§ **Task description**:
Skip any picture you find and retype all the remaining lines exactly.

§ **Listed entries**:
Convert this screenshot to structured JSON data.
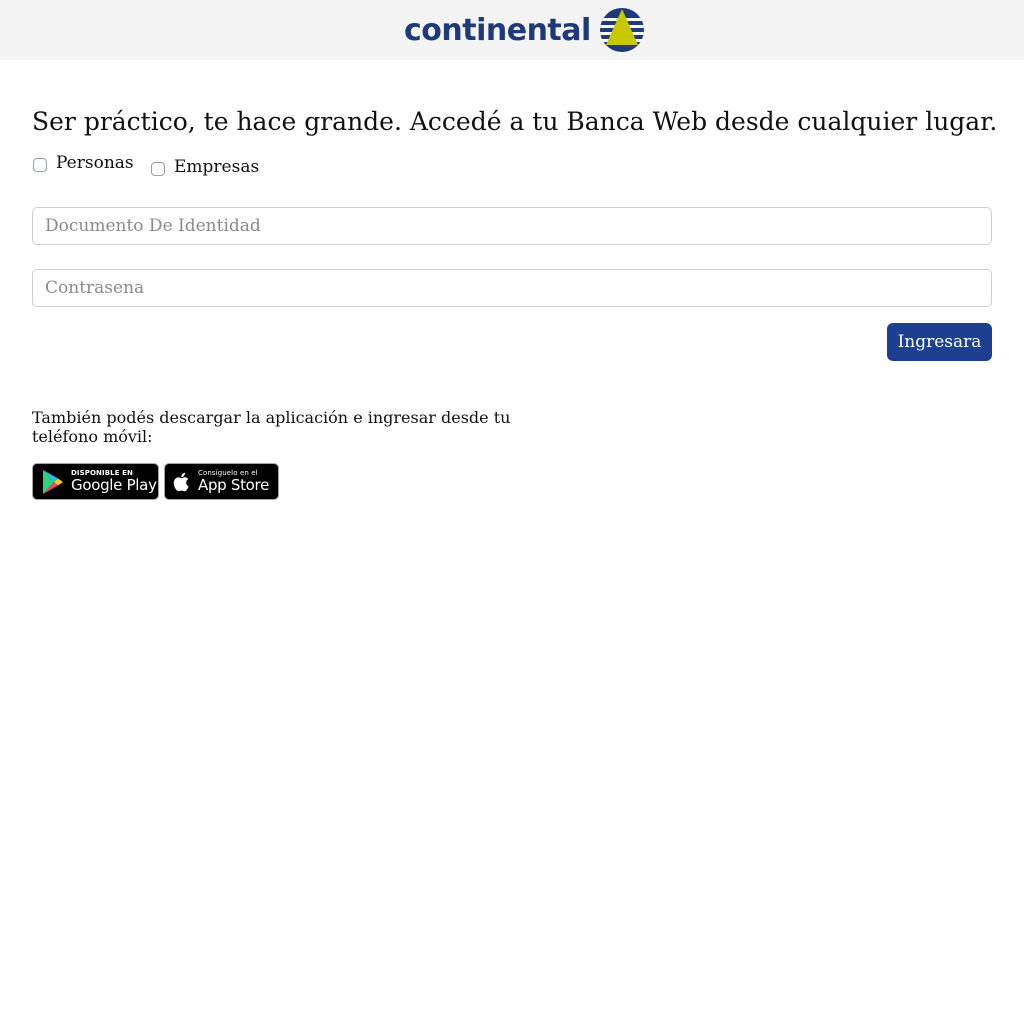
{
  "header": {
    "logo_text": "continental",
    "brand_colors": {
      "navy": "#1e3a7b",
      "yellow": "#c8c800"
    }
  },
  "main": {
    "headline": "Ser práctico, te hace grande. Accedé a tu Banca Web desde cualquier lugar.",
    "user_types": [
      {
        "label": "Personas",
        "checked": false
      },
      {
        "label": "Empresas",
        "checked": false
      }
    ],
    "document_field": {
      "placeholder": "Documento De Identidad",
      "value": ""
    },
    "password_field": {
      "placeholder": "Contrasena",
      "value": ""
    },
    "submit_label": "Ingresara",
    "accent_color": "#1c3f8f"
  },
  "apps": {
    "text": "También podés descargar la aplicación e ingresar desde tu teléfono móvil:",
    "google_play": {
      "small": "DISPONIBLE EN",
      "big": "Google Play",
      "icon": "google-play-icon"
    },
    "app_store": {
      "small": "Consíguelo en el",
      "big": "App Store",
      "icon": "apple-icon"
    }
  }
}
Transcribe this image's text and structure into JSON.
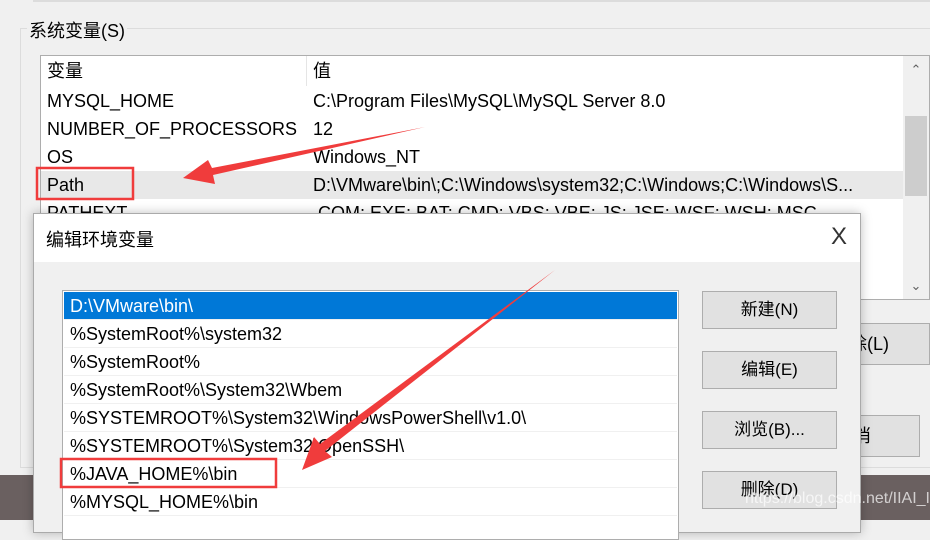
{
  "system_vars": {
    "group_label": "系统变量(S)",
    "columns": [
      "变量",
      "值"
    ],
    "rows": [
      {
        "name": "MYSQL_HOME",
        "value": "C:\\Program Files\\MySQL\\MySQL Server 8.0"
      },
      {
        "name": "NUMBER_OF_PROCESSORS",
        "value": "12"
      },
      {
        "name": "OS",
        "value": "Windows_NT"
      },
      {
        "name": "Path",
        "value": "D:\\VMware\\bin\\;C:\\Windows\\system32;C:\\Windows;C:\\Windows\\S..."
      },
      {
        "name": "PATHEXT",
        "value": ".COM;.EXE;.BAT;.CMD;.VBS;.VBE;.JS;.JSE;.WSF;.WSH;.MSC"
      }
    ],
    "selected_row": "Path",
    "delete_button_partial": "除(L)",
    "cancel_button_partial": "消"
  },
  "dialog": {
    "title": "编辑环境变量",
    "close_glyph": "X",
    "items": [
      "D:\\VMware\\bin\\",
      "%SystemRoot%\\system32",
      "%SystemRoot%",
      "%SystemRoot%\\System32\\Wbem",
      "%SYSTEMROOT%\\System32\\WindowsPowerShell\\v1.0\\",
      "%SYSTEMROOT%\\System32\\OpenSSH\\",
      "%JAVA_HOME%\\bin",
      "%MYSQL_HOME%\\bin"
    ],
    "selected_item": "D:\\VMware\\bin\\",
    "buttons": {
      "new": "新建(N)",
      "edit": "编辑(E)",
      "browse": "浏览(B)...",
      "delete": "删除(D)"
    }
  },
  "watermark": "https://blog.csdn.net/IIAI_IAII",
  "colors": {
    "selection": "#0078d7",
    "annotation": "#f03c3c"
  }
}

§ **Full output**:
Convert this screenshot to structured JSON data.
{
  "header": {
    "logo_text": "continental",
    "brand_colors": {
      "navy": "#1e3a7b",
      "yellow": "#c8c800"
    }
  },
  "main": {
    "headline": "Ser práctico, te hace grande. Accedé a tu Banca Web desde cualquier lugar.",
    "user_types": [
      {
        "label": "Personas",
        "checked": false
      },
      {
        "label": "Empresas",
        "checked": false
      }
    ],
    "document_field": {
      "placeholder": "Documento De Identidad",
      "value": ""
    },
    "password_field": {
      "placeholder": "Contrasena",
      "value": ""
    },
    "submit_label": "Ingresara",
    "accent_color": "#1c3f8f"
  },
  "apps": {
    "text": "También podés descargar la aplicación e ingresar desde tu teléfono móvil:",
    "google_play": {
      "small": "DISPONIBLE EN",
      "big": "Google Play",
      "icon": "google-play-icon"
    },
    "app_store": {
      "small": "Consíguelo en el",
      "big": "App Store",
      "icon": "apple-icon"
    }
  }
}
Transcribe this image's text and structure into JSON.
{
  "system_vars": {
    "group_label": "系统变量(S)",
    "columns": [
      "变量",
      "值"
    ],
    "rows": [
      {
        "name": "MYSQL_HOME",
        "value": "C:\\Program Files\\MySQL\\MySQL Server 8.0"
      },
      {
        "name": "NUMBER_OF_PROCESSORS",
        "value": "12"
      },
      {
        "name": "OS",
        "value": "Windows_NT"
      },
      {
        "name": "Path",
        "value": "D:\\VMware\\bin\\;C:\\Windows\\system32;C:\\Windows;C:\\Windows\\S..."
      },
      {
        "name": "PATHEXT",
        "value": ".COM;.EXE;.BAT;.CMD;.VBS;.VBE;.JS;.JSE;.WSF;.WSH;.MSC"
      }
    ],
    "selected_row": "Path",
    "delete_button_partial": "除(L)",
    "cancel_button_partial": "消"
  },
  "dialog": {
    "title": "编辑环境变量",
    "close_glyph": "X",
    "items": [
      "D:\\VMware\\bin\\",
      "%SystemRoot%\\system32",
      "%SystemRoot%",
      "%SystemRoot%\\System32\\Wbem",
      "%SYSTEMROOT%\\System32\\WindowsPowerShell\\v1.0\\",
      "%SYSTEMROOT%\\System32\\OpenSSH\\",
      "%JAVA_HOME%\\bin",
      "%MYSQL_HOME%\\bin"
    ],
    "selected_item": "D:\\VMware\\bin\\",
    "buttons": {
      "new": "新建(N)",
      "edit": "编辑(E)",
      "browse": "浏览(B)...",
      "delete": "删除(D)"
    }
  },
  "watermark": "https://blog.csdn.net/IIAI_IAII",
  "colors": {
    "selection": "#0078d7",
    "annotation": "#f03c3c"
  }
}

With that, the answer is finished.